═══ ROWS ═══

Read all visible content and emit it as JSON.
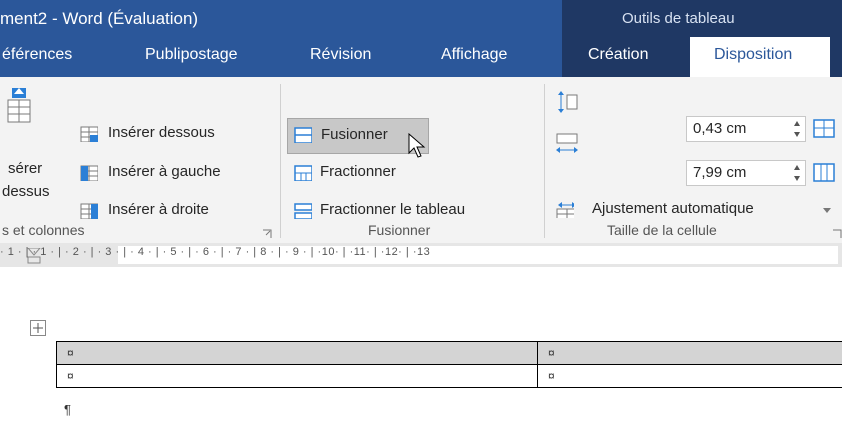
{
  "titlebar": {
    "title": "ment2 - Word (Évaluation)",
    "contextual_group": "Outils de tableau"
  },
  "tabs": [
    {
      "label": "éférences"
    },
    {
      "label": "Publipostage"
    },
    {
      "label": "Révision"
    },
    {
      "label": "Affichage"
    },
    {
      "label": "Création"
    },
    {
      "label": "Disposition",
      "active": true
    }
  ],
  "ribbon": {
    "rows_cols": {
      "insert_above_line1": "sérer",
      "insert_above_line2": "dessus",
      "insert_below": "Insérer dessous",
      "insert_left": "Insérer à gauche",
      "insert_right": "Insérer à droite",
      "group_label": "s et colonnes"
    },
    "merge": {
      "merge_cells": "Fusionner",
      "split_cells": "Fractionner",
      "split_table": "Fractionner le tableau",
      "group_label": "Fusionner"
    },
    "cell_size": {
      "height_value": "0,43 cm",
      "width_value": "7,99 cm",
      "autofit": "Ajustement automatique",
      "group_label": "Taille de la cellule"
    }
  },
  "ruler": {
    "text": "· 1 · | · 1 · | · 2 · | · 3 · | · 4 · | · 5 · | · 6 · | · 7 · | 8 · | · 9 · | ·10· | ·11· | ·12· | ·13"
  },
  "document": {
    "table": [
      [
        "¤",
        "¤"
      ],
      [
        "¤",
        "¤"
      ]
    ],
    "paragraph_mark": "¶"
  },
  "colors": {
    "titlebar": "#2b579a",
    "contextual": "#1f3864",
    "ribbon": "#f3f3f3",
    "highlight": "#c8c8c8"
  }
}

═══
═══ ROWS ═══

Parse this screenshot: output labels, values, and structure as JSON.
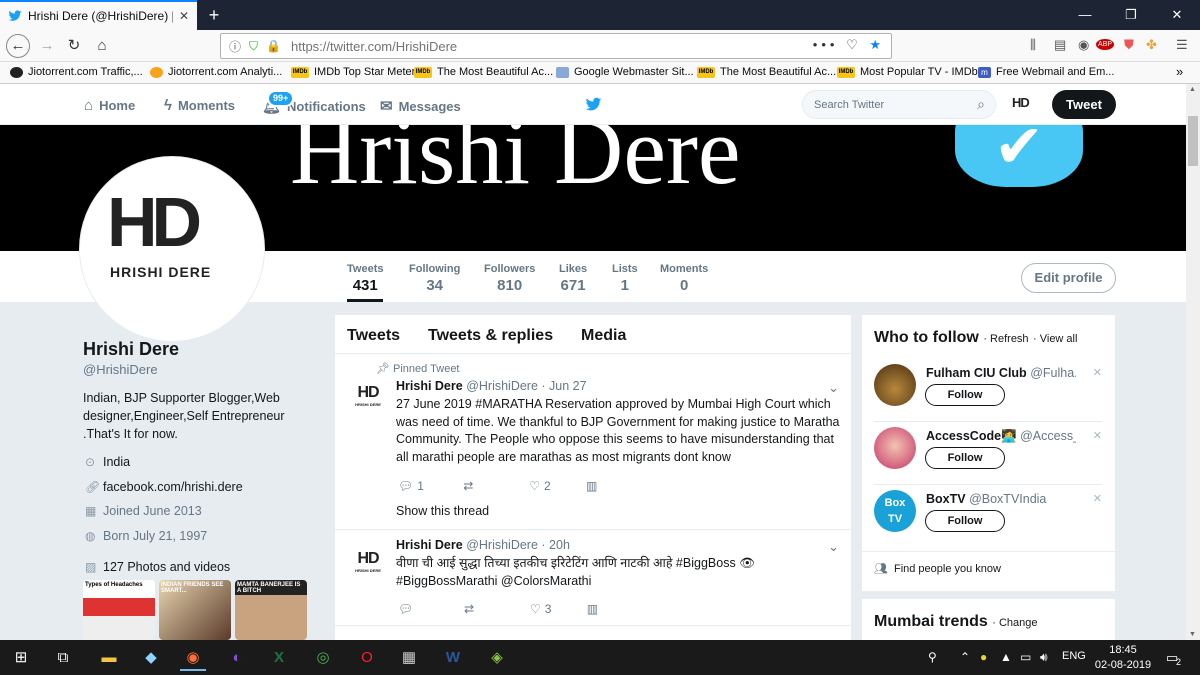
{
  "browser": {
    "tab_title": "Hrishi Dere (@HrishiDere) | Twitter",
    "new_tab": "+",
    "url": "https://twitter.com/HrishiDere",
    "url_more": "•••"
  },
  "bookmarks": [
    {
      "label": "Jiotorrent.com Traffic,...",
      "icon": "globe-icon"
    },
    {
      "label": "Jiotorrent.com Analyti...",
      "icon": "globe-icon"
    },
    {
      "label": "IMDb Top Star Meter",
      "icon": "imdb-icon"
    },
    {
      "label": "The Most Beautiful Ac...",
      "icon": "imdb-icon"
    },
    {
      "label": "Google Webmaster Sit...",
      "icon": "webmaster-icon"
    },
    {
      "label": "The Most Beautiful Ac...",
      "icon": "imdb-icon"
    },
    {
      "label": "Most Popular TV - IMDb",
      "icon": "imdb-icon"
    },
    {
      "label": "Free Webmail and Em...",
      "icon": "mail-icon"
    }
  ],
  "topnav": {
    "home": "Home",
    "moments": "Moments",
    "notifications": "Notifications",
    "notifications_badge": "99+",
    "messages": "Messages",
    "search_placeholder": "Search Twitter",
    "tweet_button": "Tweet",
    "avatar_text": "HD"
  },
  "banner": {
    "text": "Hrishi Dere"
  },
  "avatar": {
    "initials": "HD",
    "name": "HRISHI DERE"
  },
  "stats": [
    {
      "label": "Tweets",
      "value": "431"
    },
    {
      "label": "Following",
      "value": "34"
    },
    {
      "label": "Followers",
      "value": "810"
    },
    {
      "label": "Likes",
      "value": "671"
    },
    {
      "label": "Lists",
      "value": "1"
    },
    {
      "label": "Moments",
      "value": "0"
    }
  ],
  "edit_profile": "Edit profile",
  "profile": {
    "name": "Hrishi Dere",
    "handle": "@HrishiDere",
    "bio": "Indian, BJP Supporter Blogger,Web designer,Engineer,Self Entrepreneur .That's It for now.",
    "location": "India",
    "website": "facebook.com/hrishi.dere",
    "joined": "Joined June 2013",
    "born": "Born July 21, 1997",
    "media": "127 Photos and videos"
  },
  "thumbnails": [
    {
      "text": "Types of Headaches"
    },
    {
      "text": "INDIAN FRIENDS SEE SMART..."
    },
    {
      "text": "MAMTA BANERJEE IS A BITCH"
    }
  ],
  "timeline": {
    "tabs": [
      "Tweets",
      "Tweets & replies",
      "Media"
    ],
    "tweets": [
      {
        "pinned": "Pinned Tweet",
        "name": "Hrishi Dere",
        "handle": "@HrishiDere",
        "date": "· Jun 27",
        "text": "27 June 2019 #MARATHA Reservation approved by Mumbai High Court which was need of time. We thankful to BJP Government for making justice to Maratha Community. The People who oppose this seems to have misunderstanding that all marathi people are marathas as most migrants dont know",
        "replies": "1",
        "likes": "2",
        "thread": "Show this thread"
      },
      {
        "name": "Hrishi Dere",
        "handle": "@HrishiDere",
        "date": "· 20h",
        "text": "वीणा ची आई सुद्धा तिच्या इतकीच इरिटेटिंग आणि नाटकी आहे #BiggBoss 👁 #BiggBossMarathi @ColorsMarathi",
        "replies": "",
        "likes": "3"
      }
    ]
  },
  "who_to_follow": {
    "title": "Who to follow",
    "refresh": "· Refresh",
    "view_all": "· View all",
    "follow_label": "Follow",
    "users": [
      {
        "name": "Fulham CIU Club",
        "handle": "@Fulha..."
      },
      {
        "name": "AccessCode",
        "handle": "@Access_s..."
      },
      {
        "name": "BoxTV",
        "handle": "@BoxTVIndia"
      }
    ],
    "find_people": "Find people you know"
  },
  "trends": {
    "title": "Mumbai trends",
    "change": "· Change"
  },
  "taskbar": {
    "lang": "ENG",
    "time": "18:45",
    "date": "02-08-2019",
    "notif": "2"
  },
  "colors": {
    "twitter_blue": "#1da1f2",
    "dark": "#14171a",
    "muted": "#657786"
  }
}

═══

Find every line that has "Mumbai" in it, then return those lines.

        "text": "27 June 2019 #MARATHA Reservation approved by Mumbai High Court which was need of time. We thankful to BJP Government for making justice to Maratha Community. The People who oppose this seems to have misunderstanding that all marathi people are marathas as most migrants dont know",
    "title": "Mumbai trends",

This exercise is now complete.